Direction: Update the data below so that every "x-tick-label" becomes "x-axis-label", leaving all other text untouched.

Record extracts:
▬▬▬▬▬▬

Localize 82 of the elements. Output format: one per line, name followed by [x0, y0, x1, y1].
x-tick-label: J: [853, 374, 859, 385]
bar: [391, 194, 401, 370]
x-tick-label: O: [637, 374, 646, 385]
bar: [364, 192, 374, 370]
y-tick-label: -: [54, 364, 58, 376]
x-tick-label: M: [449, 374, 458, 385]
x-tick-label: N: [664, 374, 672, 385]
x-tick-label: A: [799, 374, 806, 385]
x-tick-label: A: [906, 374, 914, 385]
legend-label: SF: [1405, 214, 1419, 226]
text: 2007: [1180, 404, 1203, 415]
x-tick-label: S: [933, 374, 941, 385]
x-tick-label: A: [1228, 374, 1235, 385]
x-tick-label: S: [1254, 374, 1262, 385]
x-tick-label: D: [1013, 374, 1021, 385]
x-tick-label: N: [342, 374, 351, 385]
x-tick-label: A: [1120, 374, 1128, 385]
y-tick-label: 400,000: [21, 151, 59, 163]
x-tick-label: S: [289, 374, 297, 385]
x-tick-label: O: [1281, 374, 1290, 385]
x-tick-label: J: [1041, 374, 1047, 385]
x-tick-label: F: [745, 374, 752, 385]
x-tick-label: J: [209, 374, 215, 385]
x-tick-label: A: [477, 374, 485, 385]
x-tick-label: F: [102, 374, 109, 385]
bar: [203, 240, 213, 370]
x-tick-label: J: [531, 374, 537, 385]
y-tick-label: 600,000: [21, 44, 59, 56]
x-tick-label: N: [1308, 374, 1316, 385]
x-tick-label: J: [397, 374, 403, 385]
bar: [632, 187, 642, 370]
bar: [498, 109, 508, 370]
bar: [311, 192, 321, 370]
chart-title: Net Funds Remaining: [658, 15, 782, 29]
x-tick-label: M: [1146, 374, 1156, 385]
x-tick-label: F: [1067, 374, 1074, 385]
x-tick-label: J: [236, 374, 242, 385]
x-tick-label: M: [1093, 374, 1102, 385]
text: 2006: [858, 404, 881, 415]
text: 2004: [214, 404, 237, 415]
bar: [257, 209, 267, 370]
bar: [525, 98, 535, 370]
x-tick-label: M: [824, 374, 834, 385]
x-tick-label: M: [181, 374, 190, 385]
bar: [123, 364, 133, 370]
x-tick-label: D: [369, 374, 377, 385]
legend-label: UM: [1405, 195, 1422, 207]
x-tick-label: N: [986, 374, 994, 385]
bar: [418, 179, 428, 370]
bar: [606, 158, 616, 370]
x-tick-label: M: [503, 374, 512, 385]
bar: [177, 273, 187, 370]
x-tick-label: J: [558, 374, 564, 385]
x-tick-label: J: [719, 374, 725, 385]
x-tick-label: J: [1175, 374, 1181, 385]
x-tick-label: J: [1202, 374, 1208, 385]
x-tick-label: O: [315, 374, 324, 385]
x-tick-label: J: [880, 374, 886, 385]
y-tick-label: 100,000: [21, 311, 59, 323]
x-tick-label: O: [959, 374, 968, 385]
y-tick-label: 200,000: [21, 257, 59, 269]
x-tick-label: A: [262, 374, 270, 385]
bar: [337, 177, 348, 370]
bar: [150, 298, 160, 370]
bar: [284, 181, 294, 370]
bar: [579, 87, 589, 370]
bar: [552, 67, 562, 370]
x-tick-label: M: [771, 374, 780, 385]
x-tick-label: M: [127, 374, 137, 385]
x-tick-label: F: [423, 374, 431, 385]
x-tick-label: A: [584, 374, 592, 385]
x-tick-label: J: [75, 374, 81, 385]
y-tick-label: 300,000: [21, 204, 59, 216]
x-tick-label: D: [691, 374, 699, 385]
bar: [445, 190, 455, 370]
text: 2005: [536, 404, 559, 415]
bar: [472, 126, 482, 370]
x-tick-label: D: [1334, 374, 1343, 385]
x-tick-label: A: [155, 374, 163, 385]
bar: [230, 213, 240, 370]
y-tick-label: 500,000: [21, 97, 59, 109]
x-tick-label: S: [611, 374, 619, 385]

▬▬▬▬▬▬

Written solution:
Localize 82 of the elements. Output format: one per line, name followed by [x0, y0, x1, y1].
x-axis-label: J: [853, 374, 859, 385]
bar: [391, 194, 401, 370]
x-axis-label: O: [637, 374, 646, 385]
bar: [364, 192, 374, 370]
y-tick-label: -: [54, 364, 58, 376]
x-axis-label: M: [449, 374, 458, 385]
x-axis-label: N: [664, 374, 672, 385]
x-axis-label: A: [799, 374, 806, 385]
x-axis-label: A: [906, 374, 914, 385]
legend-label: SF: [1405, 214, 1419, 226]
text: 2007: [1180, 404, 1203, 415]
x-axis-label: S: [933, 374, 941, 385]
x-axis-label: A: [1228, 374, 1235, 385]
x-axis-label: S: [1254, 374, 1262, 385]
x-axis-label: D: [1013, 374, 1021, 385]
x-axis-label: N: [342, 374, 351, 385]
x-axis-label: A: [1120, 374, 1128, 385]
y-tick-label: 400,000: [21, 151, 59, 163]
x-axis-label: S: [289, 374, 297, 385]
x-axis-label: O: [1281, 374, 1290, 385]
x-axis-label: J: [1041, 374, 1047, 385]
x-axis-label: F: [745, 374, 752, 385]
x-axis-label: J: [209, 374, 215, 385]
x-axis-label: A: [477, 374, 485, 385]
x-axis-label: F: [102, 374, 109, 385]
bar: [203, 240, 213, 370]
x-axis-label: J: [531, 374, 537, 385]
y-tick-label: 600,000: [21, 44, 59, 56]
x-axis-label: N: [1308, 374, 1316, 385]
x-axis-label: J: [397, 374, 403, 385]
bar: [632, 187, 642, 370]
bar: [498, 109, 508, 370]
bar: [311, 192, 321, 370]
chart-title: Net Funds Remaining: [658, 15, 782, 29]
x-axis-label: M: [1146, 374, 1156, 385]
x-axis-label: F: [1067, 374, 1074, 385]
x-axis-label: J: [236, 374, 242, 385]
x-axis-label: M: [1093, 374, 1102, 385]
text: 2006: [858, 404, 881, 415]
text: 2004: [214, 404, 237, 415]
bar: [257, 209, 267, 370]
bar: [525, 98, 535, 370]
x-axis-label: M: [824, 374, 834, 385]
x-axis-label: M: [181, 374, 190, 385]
bar: [123, 364, 133, 370]
x-axis-label: D: [369, 374, 377, 385]
legend-label: UM: [1405, 195, 1422, 207]
x-axis-label: N: [986, 374, 994, 385]
bar: [418, 179, 428, 370]
bar: [606, 158, 616, 370]
x-axis-label: M: [503, 374, 512, 385]
bar: [177, 273, 187, 370]
x-axis-label: J: [558, 374, 564, 385]
x-axis-label: J: [719, 374, 725, 385]
x-axis-label: J: [1175, 374, 1181, 385]
x-axis-label: J: [1202, 374, 1208, 385]
x-axis-label: O: [315, 374, 324, 385]
x-axis-label: J: [880, 374, 886, 385]
y-tick-label: 100,000: [21, 311, 59, 323]
x-axis-label: O: [959, 374, 968, 385]
y-tick-label: 200,000: [21, 257, 59, 269]
x-axis-label: A: [262, 374, 270, 385]
bar: [337, 177, 348, 370]
bar: [150, 298, 160, 370]
bar: [284, 181, 294, 370]
bar: [579, 87, 589, 370]
bar: [552, 67, 562, 370]
x-axis-label: M: [771, 374, 780, 385]
x-axis-label: M: [127, 374, 137, 385]
x-axis-label: F: [423, 374, 431, 385]
x-axis-label: A: [584, 374, 592, 385]
x-axis-label: J: [75, 374, 81, 385]
y-tick-label: 300,000: [21, 204, 59, 216]
x-axis-label: D: [691, 374, 699, 385]
bar: [445, 190, 455, 370]
text: 2005: [536, 404, 559, 415]
bar: [472, 126, 482, 370]
x-axis-label: D: [1334, 374, 1343, 385]
x-axis-label: A: [155, 374, 163, 385]
bar: [230, 213, 240, 370]
y-tick-label: 500,000: [21, 97, 59, 109]
x-axis-label: S: [611, 374, 619, 385]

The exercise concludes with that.